* begin INFORMATION SHOWN *
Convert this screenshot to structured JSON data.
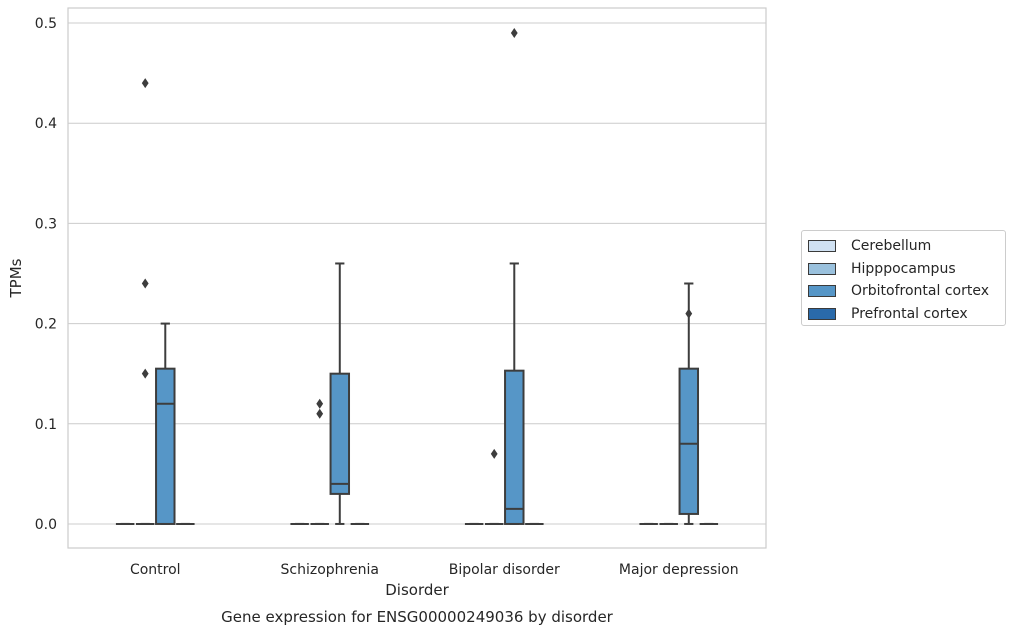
{
  "chart_data": {
    "type": "box",
    "caption": "Gene expression for ENSG00000249036 by disorder",
    "xlabel": "Disorder",
    "ylabel": "TPMs",
    "ylim": [
      -0.024,
      0.515
    ],
    "yticks": [
      "0.0",
      "0.1",
      "0.2",
      "0.3",
      "0.4",
      "0.5"
    ],
    "ytick_values": [
      0.0,
      0.1,
      0.2,
      0.3,
      0.4,
      0.5
    ],
    "grid": true,
    "legend_position": "right",
    "categories": [
      "Control",
      "Schizophrenia",
      "Bipolar disorder",
      "Major depression"
    ],
    "series": [
      {
        "name": "Cerebellum",
        "color": "#d0e1f2",
        "boxes": [
          {
            "category": "Control",
            "whisker_low": 0,
            "q1": 0,
            "median": 0,
            "q3": 0,
            "whisker_high": 0,
            "outliers": []
          },
          {
            "category": "Schizophrenia",
            "whisker_low": 0,
            "q1": 0,
            "median": 0,
            "q3": 0,
            "whisker_high": 0,
            "outliers": []
          },
          {
            "category": "Bipolar disorder",
            "whisker_low": 0,
            "q1": 0,
            "median": 0,
            "q3": 0,
            "whisker_high": 0,
            "outliers": []
          },
          {
            "category": "Major depression",
            "whisker_low": 0,
            "q1": 0,
            "median": 0,
            "q3": 0,
            "whisker_high": 0,
            "outliers": []
          }
        ]
      },
      {
        "name": "Hipppocampus",
        "color": "#9ac1dd",
        "boxes": [
          {
            "category": "Control",
            "whisker_low": 0,
            "q1": 0,
            "median": 0,
            "q3": 0,
            "whisker_high": 0,
            "outliers": [
              0.15,
              0.24,
              0.44
            ]
          },
          {
            "category": "Schizophrenia",
            "whisker_low": 0,
            "q1": 0,
            "median": 0,
            "q3": 0,
            "whisker_high": 0,
            "outliers": [
              0.11,
              0.12
            ]
          },
          {
            "category": "Bipolar disorder",
            "whisker_low": 0,
            "q1": 0,
            "median": 0,
            "q3": 0,
            "whisker_high": 0,
            "outliers": [
              0.07
            ]
          },
          {
            "category": "Major depression",
            "whisker_low": 0,
            "q1": 0,
            "median": 0,
            "q3": 0,
            "whisker_high": 0,
            "outliers": []
          }
        ]
      },
      {
        "name": "Orbitofrontal cortex",
        "color": "#5696c7",
        "boxes": [
          {
            "category": "Control",
            "whisker_low": 0,
            "q1": 0,
            "median": 0.12,
            "q3": 0.155,
            "whisker_high": 0.2,
            "outliers": []
          },
          {
            "category": "Schizophrenia",
            "whisker_low": 0,
            "q1": 0.03,
            "median": 0.04,
            "q3": 0.15,
            "whisker_high": 0.26,
            "outliers": []
          },
          {
            "category": "Bipolar disorder",
            "whisker_low": 0,
            "q1": 0,
            "median": 0.015,
            "q3": 0.153,
            "whisker_high": 0.26,
            "outliers": [
              0.49
            ]
          },
          {
            "category": "Major depression",
            "whisker_low": 0,
            "q1": 0.01,
            "median": 0.08,
            "q3": 0.155,
            "whisker_high": 0.24,
            "outliers": [
              0.21
            ]
          }
        ]
      },
      {
        "name": "Prefrontal cortex",
        "color": "#2a6aaa",
        "boxes": [
          {
            "category": "Control",
            "whisker_low": 0,
            "q1": 0,
            "median": 0,
            "q3": 0,
            "whisker_high": 0,
            "outliers": []
          },
          {
            "category": "Schizophrenia",
            "whisker_low": 0,
            "q1": 0,
            "median": 0,
            "q3": 0,
            "whisker_high": 0,
            "outliers": []
          },
          {
            "category": "Bipolar disorder",
            "whisker_low": 0,
            "q1": 0,
            "median": 0,
            "q3": 0,
            "whisker_high": 0,
            "outliers": []
          },
          {
            "category": "Major depression",
            "whisker_low": 0,
            "q1": 0,
            "median": 0,
            "q3": 0,
            "whisker_high": 0,
            "outliers": []
          }
        ]
      }
    ]
  }
}
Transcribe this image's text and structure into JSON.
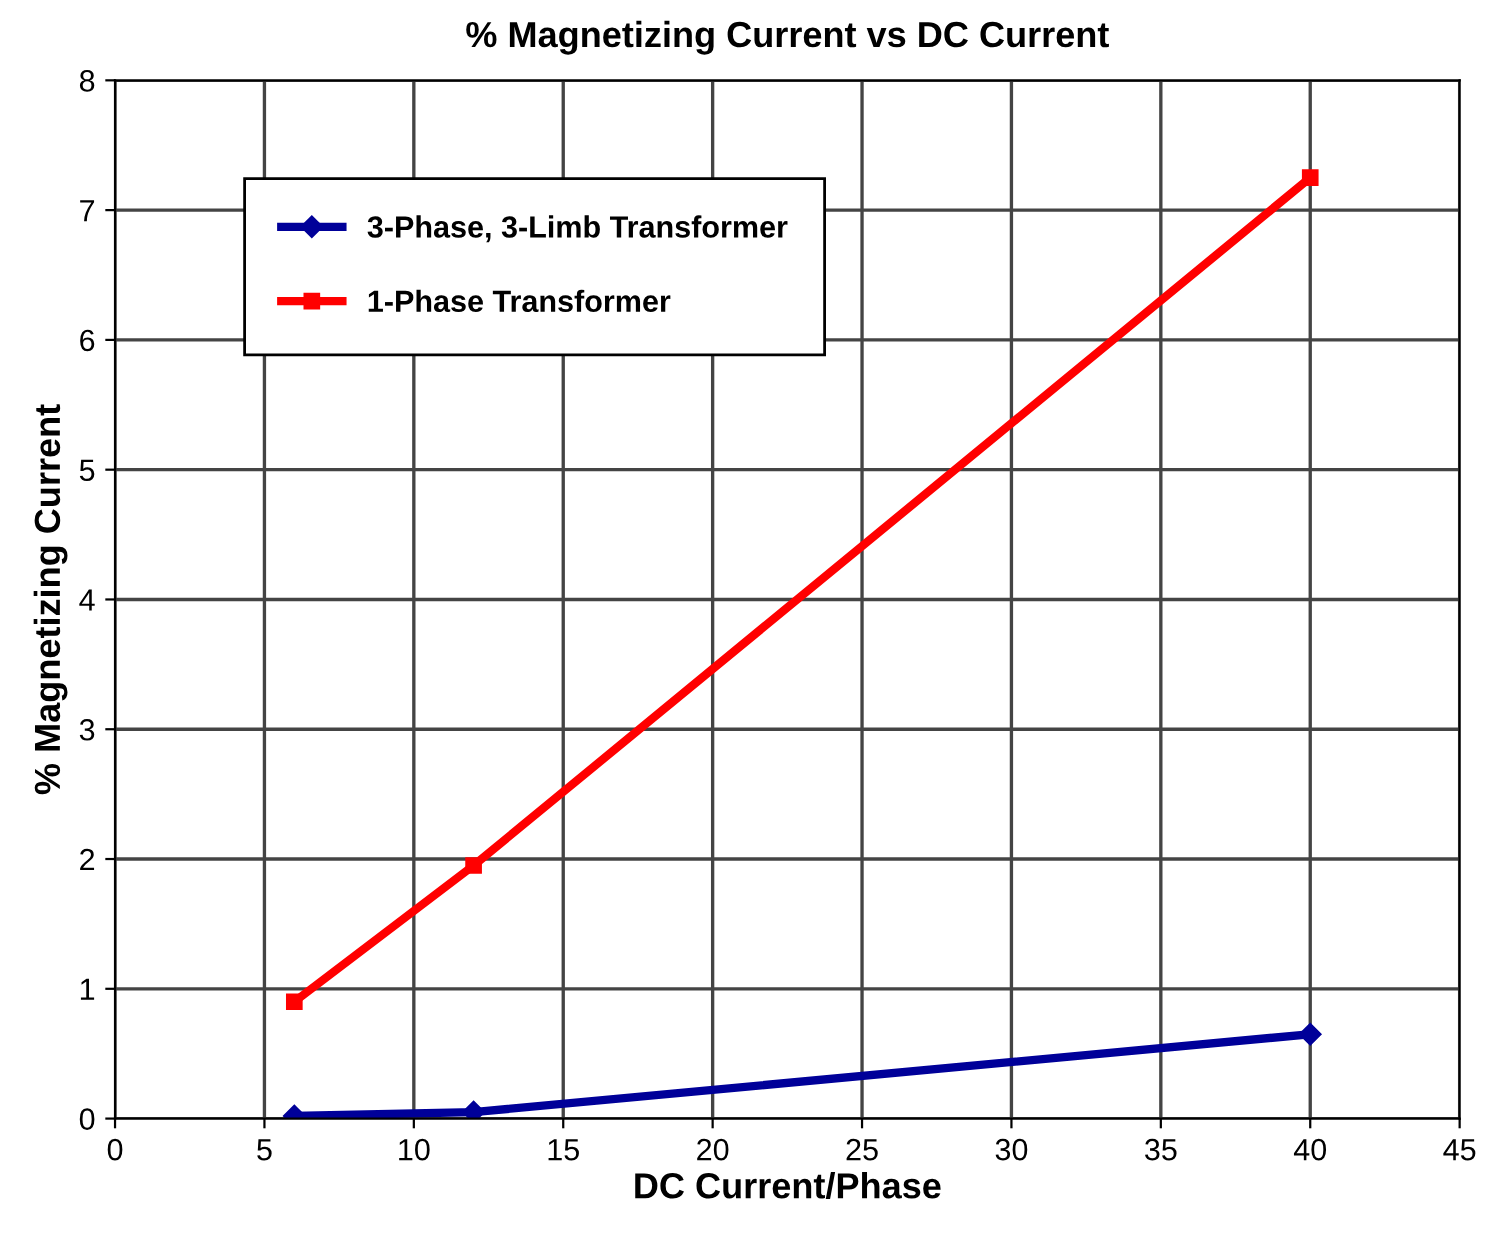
{
  "chart_data": {
    "type": "line",
    "title": "% Magnetizing Current vs DC Current",
    "xlabel": "DC Current/Phase",
    "ylabel": "% Magnetizing Current",
    "xlim": [
      0,
      45
    ],
    "xticks": [
      0,
      5,
      10,
      15,
      20,
      25,
      30,
      35,
      40,
      45
    ],
    "ylim": [
      0,
      8
    ],
    "yticks": [
      0,
      1,
      2,
      3,
      4,
      5,
      6,
      7,
      8
    ],
    "grid": true,
    "legend": "top left",
    "line_style": "solid",
    "series": [
      {
        "name": "3-Phase, 3-Limb Transformer",
        "color": "#000099",
        "marker": "diamond",
        "x": [
          6,
          12,
          40
        ],
        "values": [
          0.02,
          0.05,
          0.65
        ]
      },
      {
        "name": "1-Phase Transformer",
        "color": "#ff0000",
        "marker": "square",
        "x": [
          6,
          12,
          40
        ],
        "values": [
          0.9,
          1.95,
          7.25
        ]
      }
    ]
  }
}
* end INFORMATION SHOWN *
YOUR INSTRUCTIONS –
Transcribe the whole listing exactly. Pictures stay out of your copy.

CORRECT OUTPUT –
Convert this screenshot to structured JSON data.
{
  "chart_data": {
    "type": "box",
    "caption": "Gene expression for ENSG00000249036 by disorder",
    "xlabel": "Disorder",
    "ylabel": "TPMs",
    "ylim": [
      -0.024,
      0.515
    ],
    "yticks": [
      "0.0",
      "0.1",
      "0.2",
      "0.3",
      "0.4",
      "0.5"
    ],
    "ytick_values": [
      0.0,
      0.1,
      0.2,
      0.3,
      0.4,
      0.5
    ],
    "grid": true,
    "legend_position": "right",
    "categories": [
      "Control",
      "Schizophrenia",
      "Bipolar disorder",
      "Major depression"
    ],
    "series": [
      {
        "name": "Cerebellum",
        "color": "#d0e1f2",
        "boxes": [
          {
            "category": "Control",
            "whisker_low": 0,
            "q1": 0,
            "median": 0,
            "q3": 0,
            "whisker_high": 0,
            "outliers": []
          },
          {
            "category": "Schizophrenia",
            "whisker_low": 0,
            "q1": 0,
            "median": 0,
            "q3": 0,
            "whisker_high": 0,
            "outliers": []
          },
          {
            "category": "Bipolar disorder",
            "whisker_low": 0,
            "q1": 0,
            "median": 0,
            "q3": 0,
            "whisker_high": 0,
            "outliers": []
          },
          {
            "category": "Major depression",
            "whisker_low": 0,
            "q1": 0,
            "median": 0,
            "q3": 0,
            "whisker_high": 0,
            "outliers": []
          }
        ]
      },
      {
        "name": "Hipppocampus",
        "color": "#9ac1dd",
        "boxes": [
          {
            "category": "Control",
            "whisker_low": 0,
            "q1": 0,
            "median": 0,
            "q3": 0,
            "whisker_high": 0,
            "outliers": [
              0.15,
              0.24,
              0.44
            ]
          },
          {
            "category": "Schizophrenia",
            "whisker_low": 0,
            "q1": 0,
            "median": 0,
            "q3": 0,
            "whisker_high": 0,
            "outliers": [
              0.11,
              0.12
            ]
          },
          {
            "category": "Bipolar disorder",
            "whisker_low": 0,
            "q1": 0,
            "median": 0,
            "q3": 0,
            "whisker_high": 0,
            "outliers": [
              0.07
            ]
          },
          {
            "category": "Major depression",
            "whisker_low": 0,
            "q1": 0,
            "median": 0,
            "q3": 0,
            "whisker_high": 0,
            "outliers": []
          }
        ]
      },
      {
        "name": "Orbitofrontal cortex",
        "color": "#5696c7",
        "boxes": [
          {
            "category": "Control",
            "whisker_low": 0,
            "q1": 0,
            "median": 0.12,
            "q3": 0.155,
            "whisker_high": 0.2,
            "outliers": []
          },
          {
            "category": "Schizophrenia",
            "whisker_low": 0,
            "q1": 0.03,
            "median": 0.04,
            "q3": 0.15,
            "whisker_high": 0.26,
            "outliers": []
          },
          {
            "category": "Bipolar disorder",
            "whisker_low": 0,
            "q1": 0,
            "median": 0.015,
            "q3": 0.153,
            "whisker_high": 0.26,
            "outliers": [
              0.49
            ]
          },
          {
            "category": "Major depression",
            "whisker_low": 0,
            "q1": 0.01,
            "median": 0.08,
            "q3": 0.155,
            "whisker_high": 0.24,
            "outliers": [
              0.21
            ]
          }
        ]
      },
      {
        "name": "Prefrontal cortex",
        "color": "#2a6aaa",
        "boxes": [
          {
            "category": "Control",
            "whisker_low": 0,
            "q1": 0,
            "median": 0,
            "q3": 0,
            "whisker_high": 0,
            "outliers": []
          },
          {
            "category": "Schizophrenia",
            "whisker_low": 0,
            "q1": 0,
            "median": 0,
            "q3": 0,
            "whisker_high": 0,
            "outliers": []
          },
          {
            "category": "Bipolar disorder",
            "whisker_low": 0,
            "q1": 0,
            "median": 0,
            "q3": 0,
            "whisker_high": 0,
            "outliers": []
          },
          {
            "category": "Major depression",
            "whisker_low": 0,
            "q1": 0,
            "median": 0,
            "q3": 0,
            "whisker_high": 0,
            "outliers": []
          }
        ]
      }
    ]
  }
}
Transcribe this image's text and structure into JSON.
{
  "chart_data": {
    "type": "line",
    "title": "% Magnetizing Current vs DC Current",
    "xlabel": "DC Current/Phase",
    "ylabel": "% Magnetizing Current",
    "xlim": [
      0,
      45
    ],
    "xticks": [
      0,
      5,
      10,
      15,
      20,
      25,
      30,
      35,
      40,
      45
    ],
    "ylim": [
      0,
      8
    ],
    "yticks": [
      0,
      1,
      2,
      3,
      4,
      5,
      6,
      7,
      8
    ],
    "grid": true,
    "legend": "top left",
    "line_style": "solid",
    "series": [
      {
        "name": "3-Phase, 3-Limb Transformer",
        "color": "#000099",
        "marker": "diamond",
        "x": [
          6,
          12,
          40
        ],
        "values": [
          0.02,
          0.05,
          0.65
        ]
      },
      {
        "name": "1-Phase Transformer",
        "color": "#ff0000",
        "marker": "square",
        "x": [
          6,
          12,
          40
        ],
        "values": [
          0.9,
          1.95,
          7.25
        ]
      }
    ]
  }
}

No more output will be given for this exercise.